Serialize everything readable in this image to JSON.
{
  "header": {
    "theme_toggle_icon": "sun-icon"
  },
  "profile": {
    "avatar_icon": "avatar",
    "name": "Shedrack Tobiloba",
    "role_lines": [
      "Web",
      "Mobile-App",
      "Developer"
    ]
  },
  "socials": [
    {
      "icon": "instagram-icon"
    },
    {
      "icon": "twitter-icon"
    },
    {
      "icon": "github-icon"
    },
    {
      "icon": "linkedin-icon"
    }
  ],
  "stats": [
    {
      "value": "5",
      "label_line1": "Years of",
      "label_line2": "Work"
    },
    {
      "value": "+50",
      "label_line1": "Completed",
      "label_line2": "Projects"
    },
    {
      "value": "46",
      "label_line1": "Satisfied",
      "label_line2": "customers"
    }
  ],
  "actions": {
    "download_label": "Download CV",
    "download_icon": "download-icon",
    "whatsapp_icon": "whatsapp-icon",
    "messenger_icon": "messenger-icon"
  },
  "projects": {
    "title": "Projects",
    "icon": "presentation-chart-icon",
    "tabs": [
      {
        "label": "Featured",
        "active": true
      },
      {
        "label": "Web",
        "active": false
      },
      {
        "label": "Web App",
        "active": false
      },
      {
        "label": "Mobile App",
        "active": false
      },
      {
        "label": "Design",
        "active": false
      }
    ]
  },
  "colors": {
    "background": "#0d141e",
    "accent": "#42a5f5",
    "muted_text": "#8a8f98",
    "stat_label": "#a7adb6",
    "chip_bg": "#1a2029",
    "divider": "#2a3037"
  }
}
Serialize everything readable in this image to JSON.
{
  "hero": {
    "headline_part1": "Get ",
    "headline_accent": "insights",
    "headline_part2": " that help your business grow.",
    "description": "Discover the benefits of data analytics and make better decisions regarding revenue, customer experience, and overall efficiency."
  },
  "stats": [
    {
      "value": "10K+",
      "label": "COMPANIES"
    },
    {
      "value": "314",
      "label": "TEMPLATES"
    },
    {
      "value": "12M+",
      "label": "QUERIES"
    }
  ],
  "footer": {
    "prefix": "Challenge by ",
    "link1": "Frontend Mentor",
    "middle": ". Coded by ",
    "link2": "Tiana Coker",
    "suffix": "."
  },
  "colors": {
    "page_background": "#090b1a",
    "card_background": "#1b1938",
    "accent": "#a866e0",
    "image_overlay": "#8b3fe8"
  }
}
━━━━━━━━
● What you are asked to do:
Every record above should be copied exactly.

● Exercise solution:
Serialize everything readable in this image to JSON.
{
  "header": {
    "theme_toggle_icon": "sun-icon"
  },
  "profile": {
    "avatar_icon": "avatar",
    "name": "Shedrack Tobiloba",
    "role_lines": [
      "Web",
      "Mobile-App",
      "Developer"
    ]
  },
  "socials": [
    {
      "icon": "instagram-icon"
    },
    {
      "icon": "twitter-icon"
    },
    {
      "icon": "github-icon"
    },
    {
      "icon": "linkedin-icon"
    }
  ],
  "stats": [
    {
      "value": "5",
      "label_line1": "Years of",
      "label_line2": "Work"
    },
    {
      "value": "+50",
      "label_line1": "Completed",
      "label_line2": "Projects"
    },
    {
      "value": "46",
      "label_line1": "Satisfied",
      "label_line2": "customers"
    }
  ],
  "actions": {
    "download_label": "Download CV",
    "download_icon": "download-icon",
    "whatsapp_icon": "whatsapp-icon",
    "messenger_icon": "messenger-icon"
  },
  "projects": {
    "title": "Projects",
    "icon": "presentation-chart-icon",
    "tabs": [
      {
        "label": "Featured",
        "active": true
      },
      {
        "label": "Web",
        "active": false
      },
      {
        "label": "Web App",
        "active": false
      },
      {
        "label": "Mobile App",
        "active": false
      },
      {
        "label": "Design",
        "active": false
      }
    ]
  },
  "colors": {
    "background": "#0d141e",
    "accent": "#42a5f5",
    "muted_text": "#8a8f98",
    "stat_label": "#a7adb6",
    "chip_bg": "#1a2029",
    "divider": "#2a3037"
  }
}
Serialize everything readable in this image to JSON.
{
  "hero": {
    "headline_part1": "Get ",
    "headline_accent": "insights",
    "headline_part2": " that help your business grow.",
    "description": "Discover the benefits of data analytics and make better decisions regarding revenue, customer experience, and overall efficiency."
  },
  "stats": [
    {
      "value": "10K+",
      "label": "COMPANIES"
    },
    {
      "value": "314",
      "label": "TEMPLATES"
    },
    {
      "value": "12M+",
      "label": "QUERIES"
    }
  ],
  "footer": {
    "prefix": "Challenge by ",
    "link1": "Frontend Mentor",
    "middle": ". Coded by ",
    "link2": "Tiana Coker",
    "suffix": "."
  },
  "colors": {
    "page_background": "#090b1a",
    "card_background": "#1b1938",
    "accent": "#a866e0",
    "image_overlay": "#8b3fe8"
  }
}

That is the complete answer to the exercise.